• [Short problem]: Quote the entries that follow exactly, leaving none out.

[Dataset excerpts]
──────────────────────────────

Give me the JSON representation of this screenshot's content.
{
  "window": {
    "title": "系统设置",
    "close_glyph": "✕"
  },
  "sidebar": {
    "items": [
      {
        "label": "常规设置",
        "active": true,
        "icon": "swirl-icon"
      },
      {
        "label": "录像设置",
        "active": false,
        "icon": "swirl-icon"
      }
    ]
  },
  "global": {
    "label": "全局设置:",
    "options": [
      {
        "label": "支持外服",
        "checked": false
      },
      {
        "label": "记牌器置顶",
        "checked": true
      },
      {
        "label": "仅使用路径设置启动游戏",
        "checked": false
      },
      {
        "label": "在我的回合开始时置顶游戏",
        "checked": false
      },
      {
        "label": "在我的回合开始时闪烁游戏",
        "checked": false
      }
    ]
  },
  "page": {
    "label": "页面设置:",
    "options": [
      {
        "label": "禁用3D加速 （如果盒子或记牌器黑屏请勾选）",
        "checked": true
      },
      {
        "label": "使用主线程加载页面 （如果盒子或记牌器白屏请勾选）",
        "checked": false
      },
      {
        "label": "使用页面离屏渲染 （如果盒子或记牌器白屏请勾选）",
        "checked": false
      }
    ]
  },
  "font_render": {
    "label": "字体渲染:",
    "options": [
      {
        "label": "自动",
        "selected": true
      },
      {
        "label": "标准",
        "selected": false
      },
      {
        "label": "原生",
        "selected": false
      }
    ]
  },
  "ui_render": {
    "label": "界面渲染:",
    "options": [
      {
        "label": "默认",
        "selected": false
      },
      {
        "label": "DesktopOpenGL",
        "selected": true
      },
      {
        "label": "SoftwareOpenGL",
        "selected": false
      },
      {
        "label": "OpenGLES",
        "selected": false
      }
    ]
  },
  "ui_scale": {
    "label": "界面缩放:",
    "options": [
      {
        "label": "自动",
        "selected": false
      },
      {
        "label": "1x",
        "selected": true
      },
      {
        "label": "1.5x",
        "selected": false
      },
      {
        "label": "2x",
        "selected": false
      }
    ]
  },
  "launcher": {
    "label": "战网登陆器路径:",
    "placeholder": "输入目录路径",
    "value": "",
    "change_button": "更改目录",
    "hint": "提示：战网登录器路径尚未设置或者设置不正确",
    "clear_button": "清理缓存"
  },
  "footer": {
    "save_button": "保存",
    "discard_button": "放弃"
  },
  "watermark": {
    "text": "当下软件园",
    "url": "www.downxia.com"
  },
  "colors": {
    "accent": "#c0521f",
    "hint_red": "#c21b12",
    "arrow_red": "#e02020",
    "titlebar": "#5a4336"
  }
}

──────────────────────────────

• [Solution to this problem]:
Give me the JSON representation of this screenshot's content.
{
  "window": {
    "title": "系统设置",
    "close_glyph": "✕"
  },
  "sidebar": {
    "items": [
      {
        "label": "常规设置",
        "active": true,
        "icon": "swirl-icon"
      },
      {
        "label": "录像设置",
        "active": false,
        "icon": "swirl-icon"
      }
    ]
  },
  "global": {
    "label": "全局设置:",
    "options": [
      {
        "label": "支持外服",
        "checked": false
      },
      {
        "label": "记牌器置顶",
        "checked": true
      },
      {
        "label": "仅使用路径设置启动游戏",
        "checked": false
      },
      {
        "label": "在我的回合开始时置顶游戏",
        "checked": false
      },
      {
        "label": "在我的回合开始时闪烁游戏",
        "checked": false
      }
    ]
  },
  "page": {
    "label": "页面设置:",
    "options": [
      {
        "label": "禁用3D加速 （如果盒子或记牌器黑屏请勾选）",
        "checked": true
      },
      {
        "label": "使用主线程加载页面 （如果盒子或记牌器白屏请勾选）",
        "checked": false
      },
      {
        "label": "使用页面离屏渲染 （如果盒子或记牌器白屏请勾选）",
        "checked": false
      }
    ]
  },
  "font_render": {
    "label": "字体渲染:",
    "options": [
      {
        "label": "自动",
        "selected": true
      },
      {
        "label": "标准",
        "selected": false
      },
      {
        "label": "原生",
        "selected": false
      }
    ]
  },
  "ui_render": {
    "label": "界面渲染:",
    "options": [
      {
        "label": "默认",
        "selected": false
      },
      {
        "label": "DesktopOpenGL",
        "selected": true
      },
      {
        "label": "SoftwareOpenGL",
        "selected": false
      },
      {
        "label": "OpenGLES",
        "selected": false
      }
    ]
  },
  "ui_scale": {
    "label": "界面缩放:",
    "options": [
      {
        "label": "自动",
        "selected": false
      },
      {
        "label": "1x",
        "selected": true
      },
      {
        "label": "1.5x",
        "selected": false
      },
      {
        "label": "2x",
        "selected": false
      }
    ]
  },
  "launcher": {
    "label": "战网登陆器路径:",
    "placeholder": "输入目录路径",
    "value": "",
    "change_button": "更改目录",
    "hint": "提示：战网登录器路径尚未设置或者设置不正确",
    "clear_button": "清理缓存"
  },
  "footer": {
    "save_button": "保存",
    "discard_button": "放弃"
  },
  "watermark": {
    "text": "当下软件园",
    "url": "www.downxia.com"
  },
  "colors": {
    "accent": "#c0521f",
    "hint_red": "#c21b12",
    "arrow_red": "#e02020",
    "titlebar": "#5a4336"
  }
}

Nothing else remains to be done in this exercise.